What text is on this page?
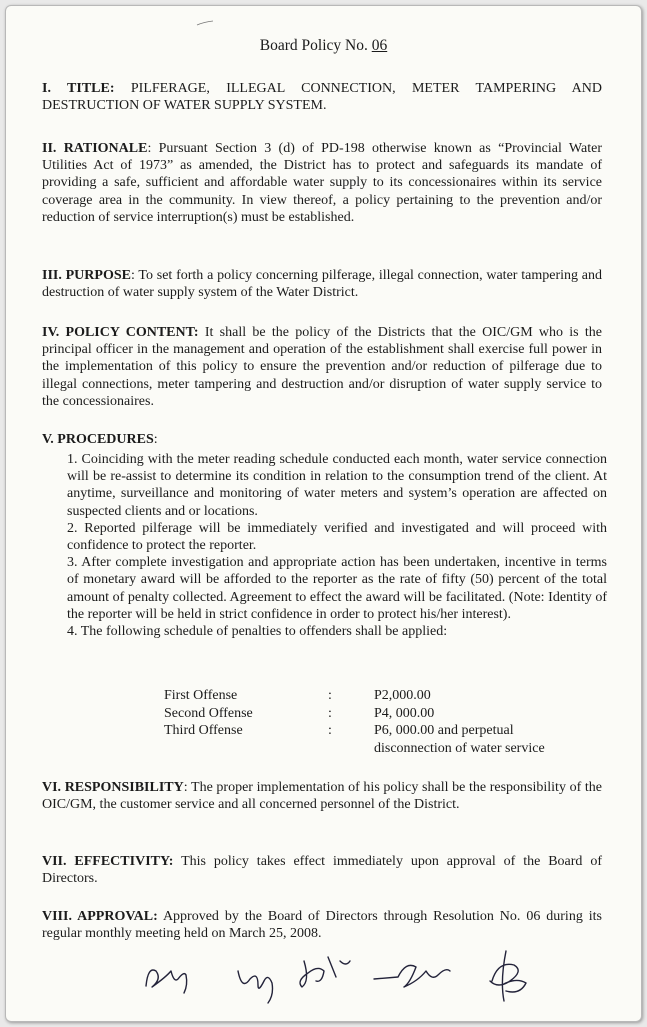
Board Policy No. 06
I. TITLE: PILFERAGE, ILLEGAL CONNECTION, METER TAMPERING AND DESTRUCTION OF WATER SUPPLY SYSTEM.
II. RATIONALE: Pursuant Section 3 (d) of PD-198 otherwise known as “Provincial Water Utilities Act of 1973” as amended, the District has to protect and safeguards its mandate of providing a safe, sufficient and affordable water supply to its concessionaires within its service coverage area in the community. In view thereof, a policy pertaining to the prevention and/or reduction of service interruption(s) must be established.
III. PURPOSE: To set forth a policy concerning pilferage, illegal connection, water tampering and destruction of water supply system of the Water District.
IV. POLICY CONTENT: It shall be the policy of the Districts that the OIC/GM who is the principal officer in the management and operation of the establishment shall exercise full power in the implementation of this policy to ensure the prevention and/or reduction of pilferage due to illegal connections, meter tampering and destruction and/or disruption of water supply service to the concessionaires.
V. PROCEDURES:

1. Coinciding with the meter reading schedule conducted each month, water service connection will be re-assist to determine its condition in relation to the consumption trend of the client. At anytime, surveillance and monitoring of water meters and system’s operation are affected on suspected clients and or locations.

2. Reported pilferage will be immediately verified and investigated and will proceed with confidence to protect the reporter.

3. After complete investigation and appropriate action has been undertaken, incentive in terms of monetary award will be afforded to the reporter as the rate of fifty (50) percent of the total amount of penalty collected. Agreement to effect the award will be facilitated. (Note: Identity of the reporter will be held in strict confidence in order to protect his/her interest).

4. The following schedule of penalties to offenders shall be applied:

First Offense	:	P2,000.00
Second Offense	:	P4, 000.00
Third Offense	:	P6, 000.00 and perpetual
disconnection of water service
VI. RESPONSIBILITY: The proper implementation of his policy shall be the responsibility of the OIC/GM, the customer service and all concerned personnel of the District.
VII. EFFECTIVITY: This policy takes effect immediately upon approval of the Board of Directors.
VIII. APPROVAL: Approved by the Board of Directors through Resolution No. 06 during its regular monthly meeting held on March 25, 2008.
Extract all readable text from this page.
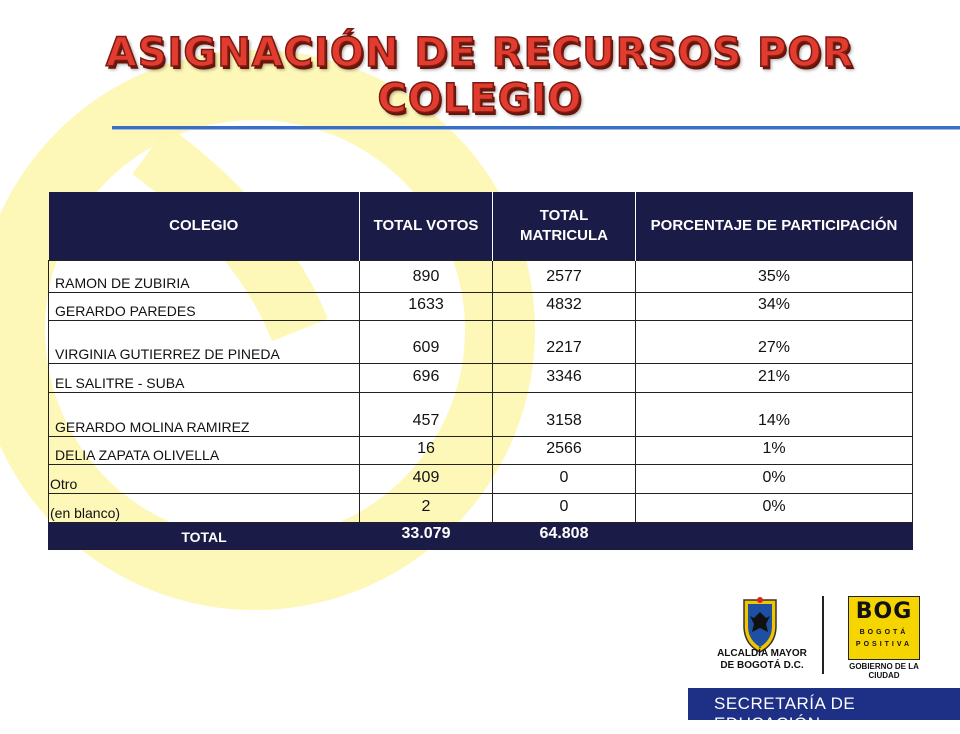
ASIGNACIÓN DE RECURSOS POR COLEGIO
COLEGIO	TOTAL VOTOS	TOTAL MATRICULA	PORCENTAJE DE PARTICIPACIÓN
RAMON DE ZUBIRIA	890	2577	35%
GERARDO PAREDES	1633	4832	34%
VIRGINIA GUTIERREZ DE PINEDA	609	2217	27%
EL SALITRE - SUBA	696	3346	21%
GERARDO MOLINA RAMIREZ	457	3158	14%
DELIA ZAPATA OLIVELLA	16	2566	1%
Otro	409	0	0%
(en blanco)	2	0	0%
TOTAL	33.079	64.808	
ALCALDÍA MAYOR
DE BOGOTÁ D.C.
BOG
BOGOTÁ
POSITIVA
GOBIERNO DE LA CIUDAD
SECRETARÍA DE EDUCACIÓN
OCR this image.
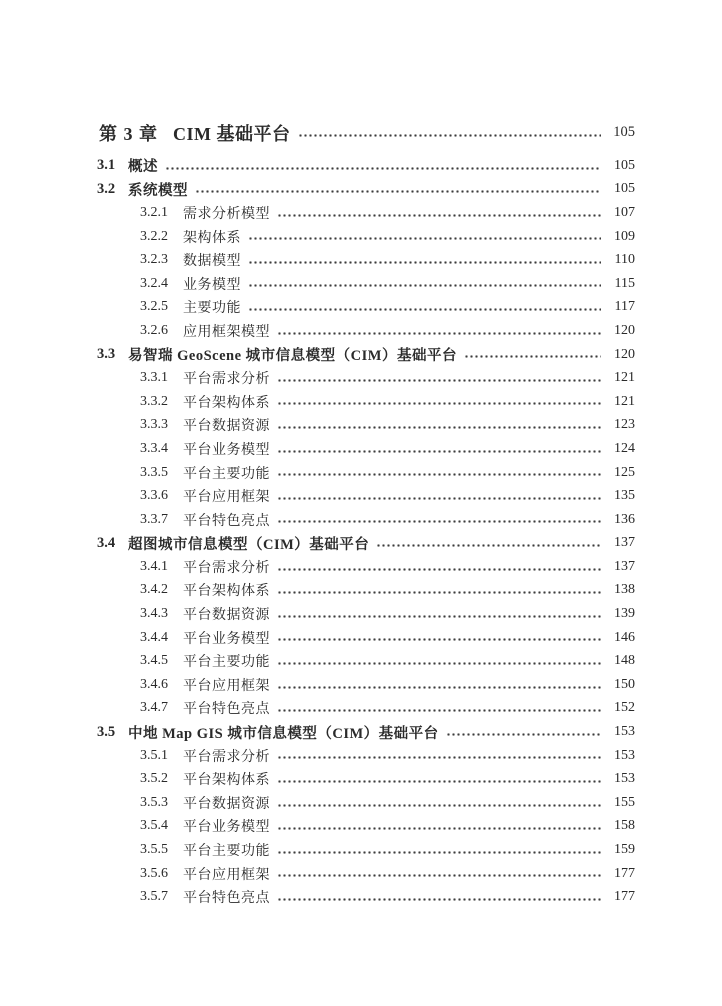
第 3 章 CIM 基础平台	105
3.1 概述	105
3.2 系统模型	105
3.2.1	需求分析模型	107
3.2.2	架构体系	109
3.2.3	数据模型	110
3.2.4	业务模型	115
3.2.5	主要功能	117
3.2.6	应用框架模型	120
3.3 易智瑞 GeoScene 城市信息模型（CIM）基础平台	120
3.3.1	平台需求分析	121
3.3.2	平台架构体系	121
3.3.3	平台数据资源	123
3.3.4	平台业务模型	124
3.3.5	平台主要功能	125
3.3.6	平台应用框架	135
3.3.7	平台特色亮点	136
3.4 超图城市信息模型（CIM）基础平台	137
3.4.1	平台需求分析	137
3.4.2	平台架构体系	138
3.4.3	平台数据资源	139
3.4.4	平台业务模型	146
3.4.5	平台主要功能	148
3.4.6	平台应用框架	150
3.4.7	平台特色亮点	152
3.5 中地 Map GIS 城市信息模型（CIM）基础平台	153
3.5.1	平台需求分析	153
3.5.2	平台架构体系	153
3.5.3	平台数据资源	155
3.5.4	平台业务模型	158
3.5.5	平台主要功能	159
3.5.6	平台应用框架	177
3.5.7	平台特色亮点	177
○ ○ ○ ○ ○
(Written request): Extract the run of lines beginning with the line that holds "OCR this image." and ending at the last line of the data, inclusive. Exclude any pictures from the copy.

(Correct answer):
OCR this image.
第 3 章 CIM 基础平台	105
3.1 概述	105
3.2 系统模型	105
3.2.1	需求分析模型	107
3.2.2	架构体系	109
3.2.3	数据模型	110
3.2.4	业务模型	115
3.2.5	主要功能	117
3.2.6	应用框架模型	120
3.3 易智瑞 GeoScene 城市信息模型（CIM）基础平台	120
3.3.1	平台需求分析	121
3.3.2	平台架构体系	121
3.3.3	平台数据资源	123
3.3.4	平台业务模型	124
3.3.5	平台主要功能	125
3.3.6	平台应用框架	135
3.3.7	平台特色亮点	136
3.4 超图城市信息模型（CIM）基础平台	137
3.4.1	平台需求分析	137
3.4.2	平台架构体系	138
3.4.3	平台数据资源	139
3.4.4	平台业务模型	146
3.4.5	平台主要功能	148
3.4.6	平台应用框架	150
3.4.7	平台特色亮点	152
3.5 中地 Map GIS 城市信息模型（CIM）基础平台	153
3.5.1	平台需求分析	153
3.5.2	平台架构体系	153
3.5.3	平台数据资源	155
3.5.4	平台业务模型	158
3.5.5	平台主要功能	159
3.5.6	平台应用框架	177
3.5.7	平台特色亮点	177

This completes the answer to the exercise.